EXERCISE DESCRIPTION:
Pick out every line with the word "label" and copy it.

———

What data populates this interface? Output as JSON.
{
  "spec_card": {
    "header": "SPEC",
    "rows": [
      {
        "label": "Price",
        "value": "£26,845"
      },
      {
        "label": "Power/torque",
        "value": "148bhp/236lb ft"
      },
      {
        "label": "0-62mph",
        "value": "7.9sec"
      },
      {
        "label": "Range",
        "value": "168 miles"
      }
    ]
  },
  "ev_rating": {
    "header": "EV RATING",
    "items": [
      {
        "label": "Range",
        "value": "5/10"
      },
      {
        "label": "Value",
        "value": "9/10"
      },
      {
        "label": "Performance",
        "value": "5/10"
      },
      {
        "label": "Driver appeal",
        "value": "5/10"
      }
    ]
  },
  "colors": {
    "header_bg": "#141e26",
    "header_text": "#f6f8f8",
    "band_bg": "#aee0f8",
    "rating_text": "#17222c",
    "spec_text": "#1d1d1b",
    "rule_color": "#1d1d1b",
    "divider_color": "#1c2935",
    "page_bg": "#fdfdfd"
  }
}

———

FINAL ANSWER:
        "label": "Price",
        "label": "Power/torque",
        "label": "0-62mph",
        "label": "Range",
        "label": "Range",
        "label": "Value",
        "label": "Performance",
        "label": "Driver appeal",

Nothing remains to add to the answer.